Directions
Go through the entries below and collect each line with the string "Rady" in it.

◆ ◆ ◆

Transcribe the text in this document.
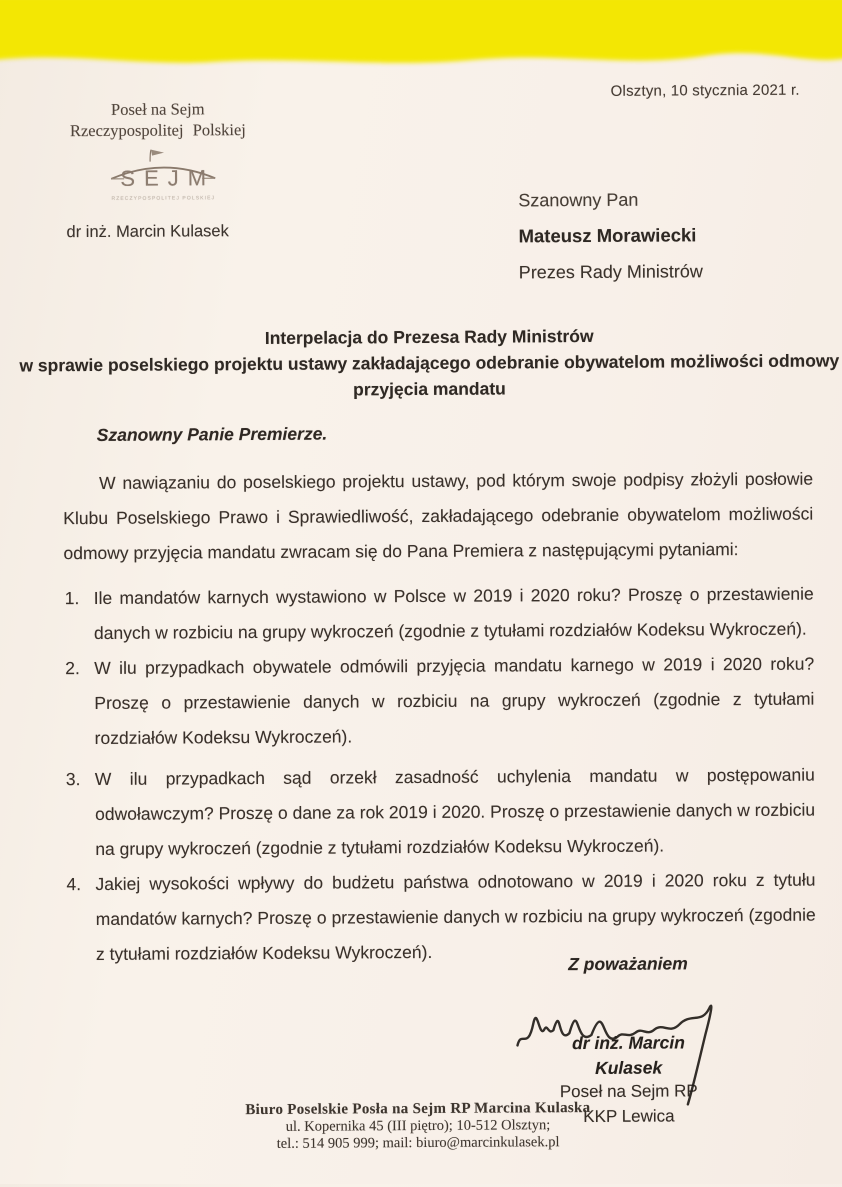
Olsztyn, 10 stycznia 2021 r.
Poseł na Sejm
Rzeczypospolitej Polskiej
SEJM
RZECZYPOSPOLITEJ POLSKIEJ
dr inż. Marcin Kulasek
Szanowny Pan
Mateusz Morawiecki
Prezes Rady Ministrów
Interpelacja do Prezesa Rady Ministrów
w sprawie poselskiego projektu ustawy zakładającego odebranie obywatelom możliwości odmowy
przyjęcia mandatu
Szanowny Panie Premierze.

W nawiązaniu do poselskiego projektu ustawy, pod którym swoje podpisy złożyli posłowie Klubu Poselskiego Prawo i Sprawiedliwość, zakładającego odebranie obywatelom możliwości odmowy przyjęcia mandatu zwracam się do Pana Premiera z następującymi pytaniami:

1. Ile mandatów karnych wystawiono w Polsce w 2019 i 2020 roku? Proszę o przestawienie danych w rozbiciu na grupy wykroczeń (zgodnie z tytułami rozdziałów Kodeksu Wykroczeń).
2. W ilu przypadkach obywatele odmówili przyjęcia mandatu karnego w 2019 i 2020 roku? Proszę o przestawienie danych w rozbiciu na grupy wykroczeń (zgodnie z tytułami rozdziałów Kodeksu Wykroczeń).
3. W ilu przypadkach sąd orzekł zasadność uchylenia mandatu w postępowaniu odwoławczym? Proszę o dane za rok 2019 i 2020. Proszę o przestawienie danych w rozbiciu na grupy wykroczeń (zgodnie z tytułami rozdziałów Kodeksu Wykroczeń).
4. Jakiej wysokości wpływy do budżetu państwa odnotowano w 2019 i 2020 roku z tytułu mandatów karnych? Proszę o przestawienie danych w rozbiciu na grupy wykroczeń (zgodnie z tytułami rozdziałów Kodeksu Wykroczeń).	Z poważaniem
dr inż. Marcin Kulasek
Poseł na Sejm RP
KKP Lewica
Biuro Poselskie Posła na Sejm RP Marcina Kulaska
ul. Kopernika 45 (III piętro); 10-512 Olsztyn;
tel.: 514 905 999; mail: biuro@marcinkulasek.pl
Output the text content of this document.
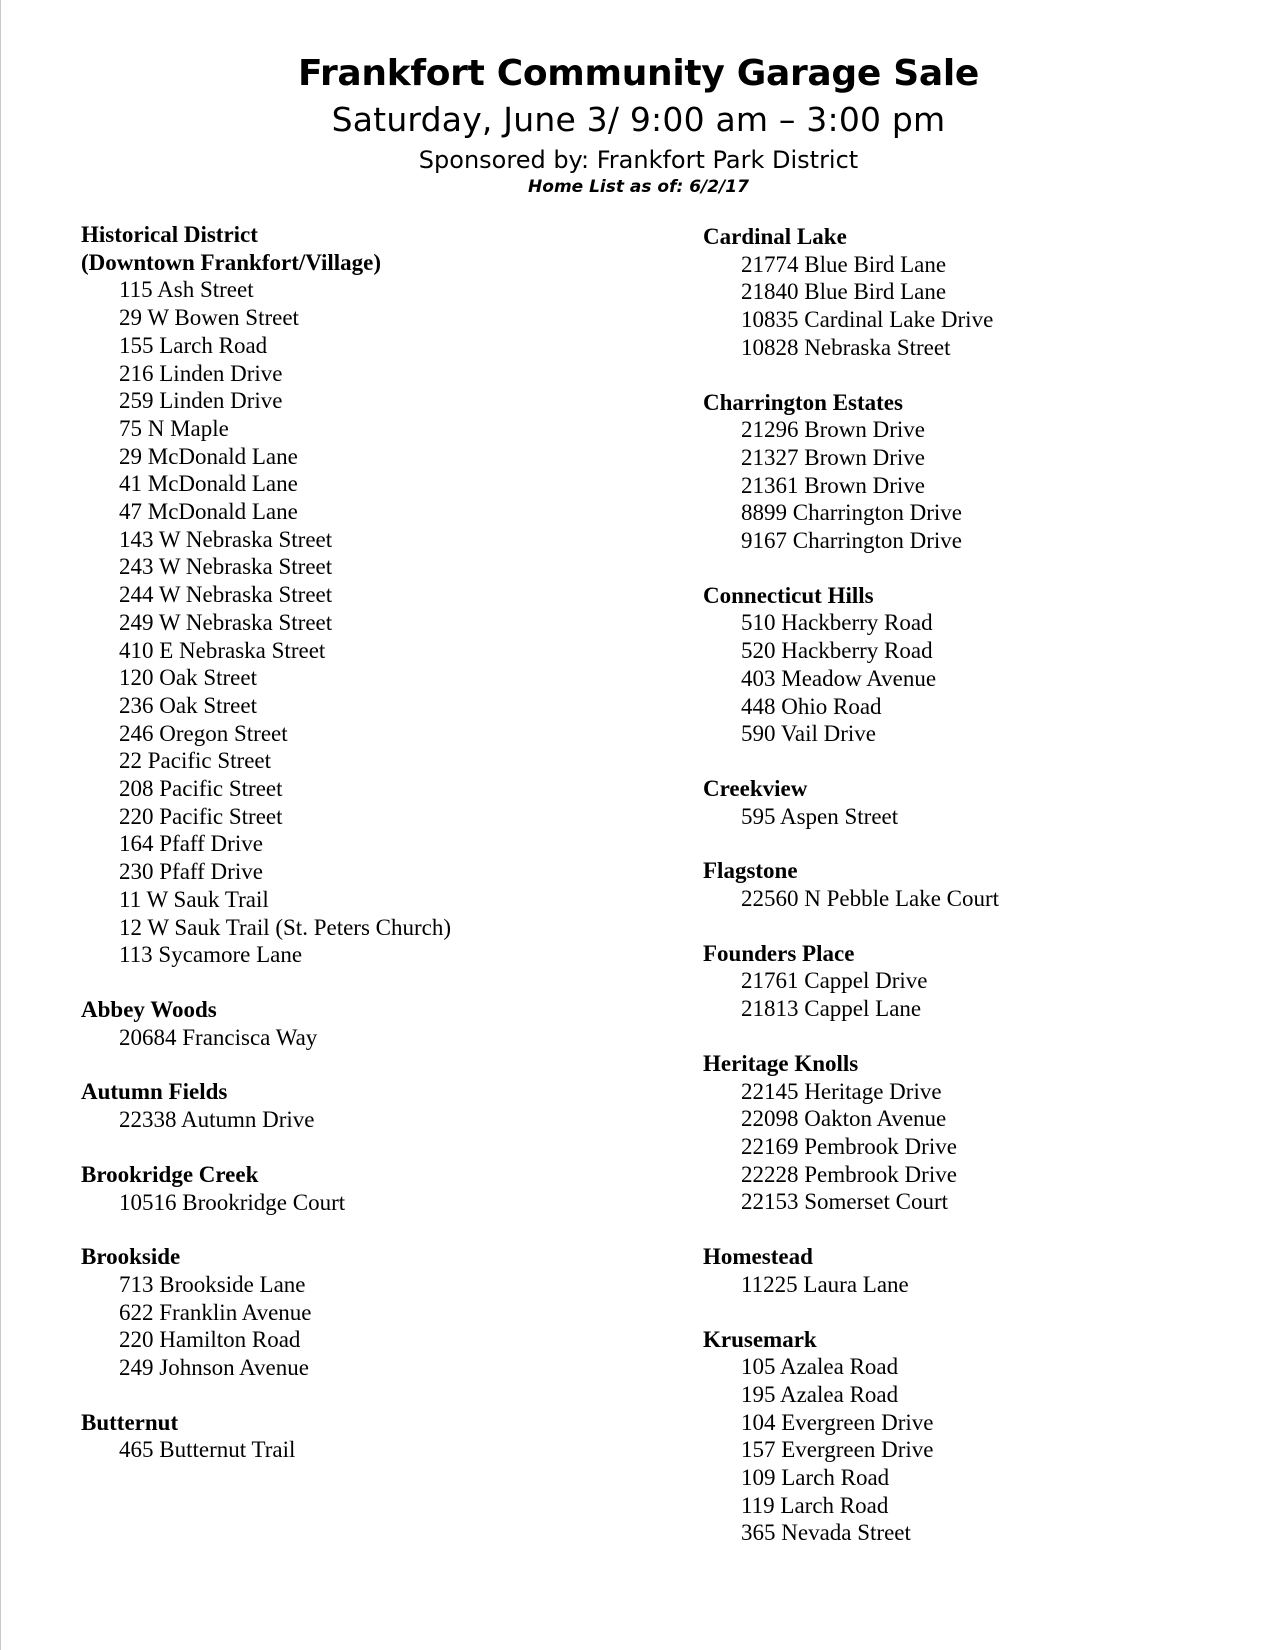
Frankfort Community Garage Sale
Saturday, June 3/ 9:00 am – 3:00 pm
Sponsored by: Frankfort Park District
Home List as of: 6/2/17
Historical District
(Downtown Frankfort/Village)
115 Ash Street
29 W Bowen Street
155 Larch Road
216 Linden Drive
259 Linden Drive
75 N Maple
29 McDonald Lane
41 McDonald Lane
47 McDonald Lane
143 W Nebraska Street
243 W Nebraska Street
244 W Nebraska Street
249 W Nebraska Street
410 E Nebraska Street
120 Oak Street
236 Oak Street
246 Oregon Street
22 Pacific Street
208 Pacific Street
220 Pacific Street
164 Pfaff Drive
230 Pfaff Drive
11 W Sauk Trail
12 W Sauk Trail (St. Peters Church)
113 Sycamore Lane
Abbey Woods
20684 Francisca Way
Autumn Fields
22338 Autumn Drive
Brookridge Creek
10516 Brookridge Court
Brookside
713 Brookside Lane
622 Franklin Avenue
220 Hamilton Road
249 Johnson Avenue
Butternut
465 Butternut Trail
Cardinal Lake
21774 Blue Bird Lane
21840 Blue Bird Lane
10835 Cardinal Lake Drive
10828 Nebraska Street
Charrington Estates
21296 Brown Drive
21327 Brown Drive
21361 Brown Drive
8899 Charrington Drive
9167 Charrington Drive
Connecticut Hills
510 Hackberry Road
520 Hackberry Road
403 Meadow Avenue
448 Ohio Road
590 Vail Drive
Creekview
595 Aspen Street
Flagstone
22560 N Pebble Lake Court
Founders Place
21761 Cappel Drive
21813 Cappel Lane
Heritage Knolls
22145 Heritage Drive
22098 Oakton Avenue
22169 Pembrook Drive
22228 Pembrook Drive
22153 Somerset Court
Homestead
11225 Laura Lane
Krusemark
105 Azalea Road
195 Azalea Road
104 Evergreen Drive
157 Evergreen Drive
109 Larch Road
119 Larch Road
365 Nevada Street
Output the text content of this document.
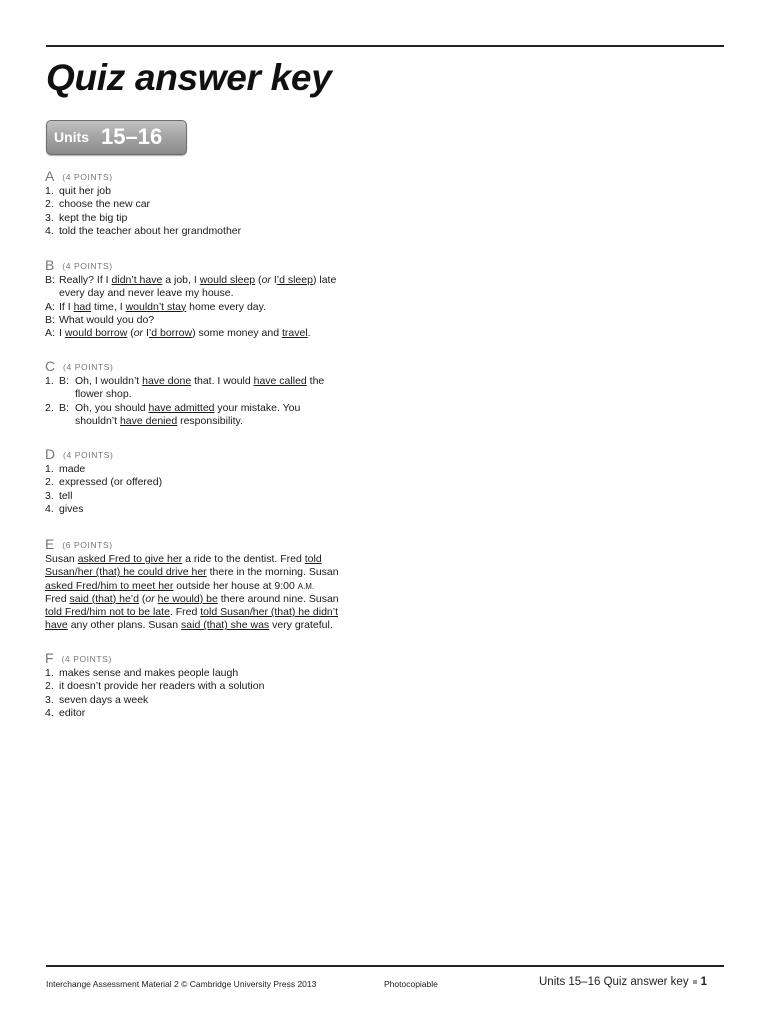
Quiz answer key
Units 15–16
A (4 POINTS)
1. quit her job
2. choose the new car
3. kept the big tip
4. told the teacher about her grandmother
B (4 POINTS)
B: Really? If I didn’t have a job, I would sleep (or I’d sleep) late
every day and never leave my house.
A: If I had time, I wouldn’t stay home every day.
B: What would you do?
A: I would borrow (or I’d borrow) some money and travel.
C (4 POINTS)
1. B: Oh, I wouldn’t have done that. I would have called the
flower shop.
2. B: Oh, you should have admitted your mistake. You
shouldn’t have denied responsibility.
D (4 POINTS)
1. made
2. expressed (or offered)
3. tell
4. gives
E (6 POINTS)
Susan asked Fred to give her a ride to the dentist. Fred told
Susan/her (that) he could drive her there in the morning. Susan
asked Fred/him to meet her outside her house at 9:00 A.M.
Fred said (that) he’d (or he would) be there around nine. Susan
told Fred/him not to be late. Fred told Susan/her (that) he didn’t
have any other plans. Susan said (that) she was very grateful.
F (4 POINTS)
1. makes sense and makes people laugh
2. it doesn’t provide her readers with a solution
3. seven days a week
4. editor
Interchange Assessment Material 2 © Cambridge University Press 2013	Photocopiable	Units 15–16 Quiz answer key 1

◆ ◆ ◆

Exercise response
Prezes Rady Ministrów
Interpelacja do Prezesa Rady Ministrów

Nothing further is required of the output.